### TU TAREA
Convierte en una lista breve el párrafo del artículo que empieza con «Pero, al día siguiente», sin perder sus datos principales.

───── TEXTO SELECCIONADO ─────

Los extremos del odio, por Teodoro Petkoff
El 3 de enero de este año 2010 ingresó al Hospital Universitario de Maracaibo un agente de policía llamado Junior Galué, con dos balazos en la cabeza y su estado, como es lógico, era absolutamente crítico. Fue atendido por el médico Frank De Armas. Este tiene veinte años de graduado y en sus tiempos de estudiante llegó a ser presidente de la FCU de la Universidad del Zulia. Cuando De Armas se disponía a intervenir al agente Galué recibió del Director del Hospital Universitario, doctor Dámaso Domínguez, esta inverosímil orden: «Mándalo para una clínica privada porque ese es de la policía de la Alcaldía de Manuel Rosales». De Armas, absolutamente estupefacto, señaló que el herido estaba agonizando y que era preciso intervenirlo inmediatamente.
El doctor Dámaso Domínguez retrucó, aún más insólitamente: «Si usted no acata mi orden, mañana está despedido». De Armas, fiel al juramento hipocrático y a su sensibilidad humana, desobedeció la vileza y la crueldad de su superior y operó al infortunado agente, a quien por cierto, le salvó la vida.
Pero, al día siguiente, Frank De Armas fue despedido, tal como se lo había prometido el Dr. Domínguez. Frank De Armas denunció la aberrante conducta de su jefe ante la Fiscalía y la Defensoría del Pueblo. Hasta ahora, nueve meses después, no ha recibido respuesta alguna y nos informó que está esperando que venzan los lapsos de ley para la actuación de las instancias nacionales; si esta no se produce se propone llevar el caso ante la Comisión Interamericana de Derechos Humanos.
Se nos ha dicho que el doctor Dámaso Domínguez es un médico muy reputado. No hay razones especiales para dudar de que, además de buen profesional, sea seguramente un ciudadano normal, un buen padre, cumplidor de sus deberes y tal vez muy apreciado por sus amigos. Como todo maracucho, no tendría nada de raro que sea una persona cordial y abierta.
¿Qué es lo que ha hecho que una persona que debe ser básicamente normal y correcta, como el Dr. Dámaso Domínguez, pueda actuar como un monstruo, capaz de ordenar que no se atienda a un paciente porque es de «los otros» y después despedir de su trabajo a un médico precisamente porque atendió a ese paciente que agonizaba? Hay allí un cerebro envenenado por un discurso de odio, que destila desprecio e insultos contra sus adversarios; que insiste en considerarlos como «enemigos», amenazando continuamente con «pulverizarlos», «aniquilarlos», «volverlos polvo cósmico», «demolerlos».
Es un discurso que ha transformado a personas normales en fanáticos, en individuos que han delegado su facultad de razonar con su propia cabeza en la del Líder Máximo, «quien nunca se equivoca». El Líder piensa por ellos, pero también por algunos de sus oponentes. Once años de ese discurso canalla nos han enfermado como sociedad y cada extremo de ella no es sino la imagen especular del otro. Afortunadamente, los extremos son minoritarios y el buen sentido común está venciéndolos. Pero, ese es, hasta ahora, el más penoso e infeccioso legado de Hugo Chávez.

───── DATOS REGISTRADOS ─────

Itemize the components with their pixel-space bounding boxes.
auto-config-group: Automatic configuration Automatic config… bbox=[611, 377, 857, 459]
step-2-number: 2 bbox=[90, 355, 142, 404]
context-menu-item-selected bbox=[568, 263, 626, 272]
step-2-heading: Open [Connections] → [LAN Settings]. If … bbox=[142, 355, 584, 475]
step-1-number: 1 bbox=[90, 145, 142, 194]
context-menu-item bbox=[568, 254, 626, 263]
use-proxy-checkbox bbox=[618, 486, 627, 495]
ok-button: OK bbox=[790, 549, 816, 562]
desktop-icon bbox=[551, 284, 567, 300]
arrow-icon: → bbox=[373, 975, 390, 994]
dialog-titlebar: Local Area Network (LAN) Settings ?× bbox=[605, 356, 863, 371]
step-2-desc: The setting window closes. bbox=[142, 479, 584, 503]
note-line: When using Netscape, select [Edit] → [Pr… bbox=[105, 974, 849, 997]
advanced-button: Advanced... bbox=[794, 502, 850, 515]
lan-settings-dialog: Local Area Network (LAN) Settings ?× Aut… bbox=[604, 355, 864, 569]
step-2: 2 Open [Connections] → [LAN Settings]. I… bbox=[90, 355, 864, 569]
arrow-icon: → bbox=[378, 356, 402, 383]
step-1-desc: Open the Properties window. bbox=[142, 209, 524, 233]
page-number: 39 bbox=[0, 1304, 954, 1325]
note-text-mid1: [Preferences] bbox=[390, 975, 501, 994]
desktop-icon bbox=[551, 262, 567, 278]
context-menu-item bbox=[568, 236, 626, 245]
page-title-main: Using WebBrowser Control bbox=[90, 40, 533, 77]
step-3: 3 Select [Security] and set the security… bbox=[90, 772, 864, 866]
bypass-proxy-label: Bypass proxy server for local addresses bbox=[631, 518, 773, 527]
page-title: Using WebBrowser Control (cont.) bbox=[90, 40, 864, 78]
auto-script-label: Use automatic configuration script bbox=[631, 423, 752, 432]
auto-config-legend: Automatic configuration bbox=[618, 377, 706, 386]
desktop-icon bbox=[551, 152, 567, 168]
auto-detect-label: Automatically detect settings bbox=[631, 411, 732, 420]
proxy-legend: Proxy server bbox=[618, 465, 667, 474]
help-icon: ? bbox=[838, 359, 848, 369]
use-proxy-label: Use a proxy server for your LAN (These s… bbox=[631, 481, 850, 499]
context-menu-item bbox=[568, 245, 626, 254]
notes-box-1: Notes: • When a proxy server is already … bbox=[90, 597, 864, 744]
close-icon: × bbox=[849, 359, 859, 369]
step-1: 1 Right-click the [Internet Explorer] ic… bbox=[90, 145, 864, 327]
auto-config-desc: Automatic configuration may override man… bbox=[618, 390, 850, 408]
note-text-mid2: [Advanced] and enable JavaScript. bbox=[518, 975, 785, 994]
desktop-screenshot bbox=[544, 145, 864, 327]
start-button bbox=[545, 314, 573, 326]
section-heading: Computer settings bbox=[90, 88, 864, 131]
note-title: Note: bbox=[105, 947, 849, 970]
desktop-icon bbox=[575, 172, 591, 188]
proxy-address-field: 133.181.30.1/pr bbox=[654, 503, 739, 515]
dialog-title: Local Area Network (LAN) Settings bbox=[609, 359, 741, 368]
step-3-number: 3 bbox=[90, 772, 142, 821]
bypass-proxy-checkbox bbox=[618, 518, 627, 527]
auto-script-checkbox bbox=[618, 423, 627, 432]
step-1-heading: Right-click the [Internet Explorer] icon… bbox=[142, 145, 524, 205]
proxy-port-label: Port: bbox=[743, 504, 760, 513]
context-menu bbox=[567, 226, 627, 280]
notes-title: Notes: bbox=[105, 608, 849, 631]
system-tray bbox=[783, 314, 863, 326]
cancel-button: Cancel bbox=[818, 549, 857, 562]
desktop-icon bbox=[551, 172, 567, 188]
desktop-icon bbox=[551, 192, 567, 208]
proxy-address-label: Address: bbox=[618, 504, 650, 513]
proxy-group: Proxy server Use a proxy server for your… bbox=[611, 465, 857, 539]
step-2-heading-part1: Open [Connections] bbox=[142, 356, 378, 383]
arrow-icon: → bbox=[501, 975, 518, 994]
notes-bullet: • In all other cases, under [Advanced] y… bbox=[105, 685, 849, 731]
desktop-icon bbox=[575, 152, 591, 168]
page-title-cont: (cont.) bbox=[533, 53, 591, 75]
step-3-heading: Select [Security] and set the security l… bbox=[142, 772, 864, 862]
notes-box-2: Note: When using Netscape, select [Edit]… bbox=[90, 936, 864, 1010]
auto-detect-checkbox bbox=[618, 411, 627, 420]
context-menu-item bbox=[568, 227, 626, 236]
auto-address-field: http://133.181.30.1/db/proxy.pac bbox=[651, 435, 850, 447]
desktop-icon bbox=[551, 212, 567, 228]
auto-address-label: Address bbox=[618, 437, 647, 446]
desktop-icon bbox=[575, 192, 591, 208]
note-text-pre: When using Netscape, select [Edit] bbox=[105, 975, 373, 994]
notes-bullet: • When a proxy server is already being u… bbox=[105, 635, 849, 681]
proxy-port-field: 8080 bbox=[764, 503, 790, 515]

─────

### RESPUESTA
- Al día siguiente, Frank De Armas fue despedido, como le había advertido el Dr. Domínguez.
- De Armas denunció la conducta de su jefe ante la Fiscalía y la Defensoría del Pueblo.
- Nueve meses después, todavía no ha recibido ninguna respuesta.
- Espera que venzan los plazos legales para que actúen las instancias nacionales.
- Si no actúan, piensa llevar el caso ante la Comisión Interamericana de Derechos Humanos.